— START OF RECORDS FOR THE TASK —

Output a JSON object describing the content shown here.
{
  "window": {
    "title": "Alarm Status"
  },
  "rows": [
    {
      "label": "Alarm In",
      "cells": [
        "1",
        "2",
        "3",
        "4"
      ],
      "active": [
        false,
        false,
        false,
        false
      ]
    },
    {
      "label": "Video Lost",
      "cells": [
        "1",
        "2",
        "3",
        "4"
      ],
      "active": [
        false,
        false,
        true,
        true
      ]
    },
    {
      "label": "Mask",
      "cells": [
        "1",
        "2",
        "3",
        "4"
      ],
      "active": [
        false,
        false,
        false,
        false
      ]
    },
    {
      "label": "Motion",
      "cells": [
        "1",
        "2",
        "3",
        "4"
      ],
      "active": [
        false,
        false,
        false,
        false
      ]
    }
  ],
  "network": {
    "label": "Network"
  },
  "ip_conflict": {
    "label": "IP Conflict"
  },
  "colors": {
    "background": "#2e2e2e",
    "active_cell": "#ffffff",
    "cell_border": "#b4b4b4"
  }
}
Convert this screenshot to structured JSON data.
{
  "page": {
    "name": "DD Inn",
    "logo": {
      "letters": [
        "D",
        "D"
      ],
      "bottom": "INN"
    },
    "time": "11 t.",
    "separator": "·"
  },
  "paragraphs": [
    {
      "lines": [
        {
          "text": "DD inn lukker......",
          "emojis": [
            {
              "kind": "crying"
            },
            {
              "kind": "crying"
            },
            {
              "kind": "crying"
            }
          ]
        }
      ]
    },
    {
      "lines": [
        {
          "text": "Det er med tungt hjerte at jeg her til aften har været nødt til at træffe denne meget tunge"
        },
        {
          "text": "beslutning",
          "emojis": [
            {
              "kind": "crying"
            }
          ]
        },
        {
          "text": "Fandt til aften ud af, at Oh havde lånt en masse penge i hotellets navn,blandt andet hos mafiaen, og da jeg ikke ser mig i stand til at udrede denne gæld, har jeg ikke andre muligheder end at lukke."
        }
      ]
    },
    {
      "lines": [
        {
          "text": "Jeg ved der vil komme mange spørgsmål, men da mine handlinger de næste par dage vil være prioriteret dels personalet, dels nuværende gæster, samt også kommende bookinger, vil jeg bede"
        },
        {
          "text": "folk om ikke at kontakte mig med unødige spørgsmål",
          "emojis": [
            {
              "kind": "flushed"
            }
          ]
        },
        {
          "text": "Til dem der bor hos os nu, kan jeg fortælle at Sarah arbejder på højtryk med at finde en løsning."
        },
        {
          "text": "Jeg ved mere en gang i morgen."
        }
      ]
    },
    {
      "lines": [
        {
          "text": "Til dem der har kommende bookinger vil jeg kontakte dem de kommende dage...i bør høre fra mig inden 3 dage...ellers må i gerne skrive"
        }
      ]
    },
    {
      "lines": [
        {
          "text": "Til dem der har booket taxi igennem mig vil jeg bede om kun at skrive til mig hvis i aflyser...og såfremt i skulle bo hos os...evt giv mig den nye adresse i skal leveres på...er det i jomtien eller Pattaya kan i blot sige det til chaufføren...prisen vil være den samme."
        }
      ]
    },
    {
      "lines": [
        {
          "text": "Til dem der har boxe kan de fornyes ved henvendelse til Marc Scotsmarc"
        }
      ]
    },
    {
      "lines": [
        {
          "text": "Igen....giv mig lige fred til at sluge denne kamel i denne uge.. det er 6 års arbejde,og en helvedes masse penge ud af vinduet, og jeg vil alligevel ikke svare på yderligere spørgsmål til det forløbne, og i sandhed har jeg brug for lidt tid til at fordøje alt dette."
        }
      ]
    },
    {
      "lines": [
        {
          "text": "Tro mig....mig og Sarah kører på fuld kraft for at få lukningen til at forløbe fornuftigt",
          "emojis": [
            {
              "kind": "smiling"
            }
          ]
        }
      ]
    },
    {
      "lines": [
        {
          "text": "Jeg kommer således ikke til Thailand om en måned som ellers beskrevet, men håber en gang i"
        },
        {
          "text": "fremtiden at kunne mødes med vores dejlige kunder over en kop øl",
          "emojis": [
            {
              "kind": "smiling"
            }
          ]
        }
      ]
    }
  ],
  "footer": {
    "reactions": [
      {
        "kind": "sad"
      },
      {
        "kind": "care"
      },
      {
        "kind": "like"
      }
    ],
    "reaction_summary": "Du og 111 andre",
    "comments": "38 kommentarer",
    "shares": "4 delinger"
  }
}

— END OF RECORDS FOR THE TASK —

Repeat the records above exactly, leaving none out.

Output a JSON object describing the content shown here.
{
  "window": {
    "title": "Alarm Status"
  },
  "rows": [
    {
      "label": "Alarm In",
      "cells": [
        "1",
        "2",
        "3",
        "4"
      ],
      "active": [
        false,
        false,
        false,
        false
      ]
    },
    {
      "label": "Video Lost",
      "cells": [
        "1",
        "2",
        "3",
        "4"
      ],
      "active": [
        false,
        false,
        true,
        true
      ]
    },
    {
      "label": "Mask",
      "cells": [
        "1",
        "2",
        "3",
        "4"
      ],
      "active": [
        false,
        false,
        false,
        false
      ]
    },
    {
      "label": "Motion",
      "cells": [
        "1",
        "2",
        "3",
        "4"
      ],
      "active": [
        false,
        false,
        false,
        false
      ]
    }
  ],
  "network": {
    "label": "Network"
  },
  "ip_conflict": {
    "label": "IP Conflict"
  },
  "colors": {
    "background": "#2e2e2e",
    "active_cell": "#ffffff",
    "cell_border": "#b4b4b4"
  }
}
Convert this screenshot to structured JSON data.
{
  "page": {
    "name": "DD Inn",
    "logo": {
      "letters": [
        "D",
        "D"
      ],
      "bottom": "INN"
    },
    "time": "11 t.",
    "separator": "·"
  },
  "paragraphs": [
    {
      "lines": [
        {
          "text": "DD inn lukker......",
          "emojis": [
            {
              "kind": "crying"
            },
            {
              "kind": "crying"
            },
            {
              "kind": "crying"
            }
          ]
        }
      ]
    },
    {
      "lines": [
        {
          "text": "Det er med tungt hjerte at jeg her til aften har været nødt til at træffe denne meget tunge"
        },
        {
          "text": "beslutning",
          "emojis": [
            {
              "kind": "crying"
            }
          ]
        },
        {
          "text": "Fandt til aften ud af, at Oh havde lånt en masse penge i hotellets navn,blandt andet hos mafiaen, og da jeg ikke ser mig i stand til at udrede denne gæld, har jeg ikke andre muligheder end at lukke."
        }
      ]
    },
    {
      "lines": [
        {
          "text": "Jeg ved der vil komme mange spørgsmål, men da mine handlinger de næste par dage vil være prioriteret dels personalet, dels nuværende gæster, samt også kommende bookinger, vil jeg bede"
        },
        {
          "text": "folk om ikke at kontakte mig med unødige spørgsmål",
          "emojis": [
            {
              "kind": "flushed"
            }
          ]
        },
        {
          "text": "Til dem der bor hos os nu, kan jeg fortælle at Sarah arbejder på højtryk med at finde en løsning."
        },
        {
          "text": "Jeg ved mere en gang i morgen."
        }
      ]
    },
    {
      "lines": [
        {
          "text": "Til dem der har kommende bookinger vil jeg kontakte dem de kommende dage...i bør høre fra mig inden 3 dage...ellers må i gerne skrive"
        }
      ]
    },
    {
      "lines": [
        {
          "text": "Til dem der har booket taxi igennem mig vil jeg bede om kun at skrive til mig hvis i aflyser...og såfremt i skulle bo hos os...evt giv mig den nye adresse i skal leveres på...er det i jomtien eller Pattaya kan i blot sige det til chaufføren...prisen vil være den samme."
        }
      ]
    },
    {
      "lines": [
        {
          "text": "Til dem der har boxe kan de fornyes ved henvendelse til Marc Scotsmarc"
        }
      ]
    },
    {
      "lines": [
        {
          "text": "Igen....giv mig lige fred til at sluge denne kamel i denne uge.. det er 6 års arbejde,og en helvedes masse penge ud af vinduet, og jeg vil alligevel ikke svare på yderligere spørgsmål til det forløbne, og i sandhed har jeg brug for lidt tid til at fordøje alt dette."
        }
      ]
    },
    {
      "lines": [
        {
          "text": "Tro mig....mig og Sarah kører på fuld kraft for at få lukningen til at forløbe fornuftigt",
          "emojis": [
            {
              "kind": "smiling"
            }
          ]
        }
      ]
    },
    {
      "lines": [
        {
          "text": "Jeg kommer således ikke til Thailand om en måned som ellers beskrevet, men håber en gang i"
        },
        {
          "text": "fremtiden at kunne mødes med vores dejlige kunder over en kop øl",
          "emojis": [
            {
              "kind": "smiling"
            }
          ]
        }
      ]
    }
  ],
  "footer": {
    "reactions": [
      {
        "kind": "sad"
      },
      {
        "kind": "care"
      },
      {
        "kind": "like"
      }
    ],
    "reaction_summary": "Du og 111 andre",
    "comments": "38 kommentarer",
    "shares": "4 delinger"
  }
}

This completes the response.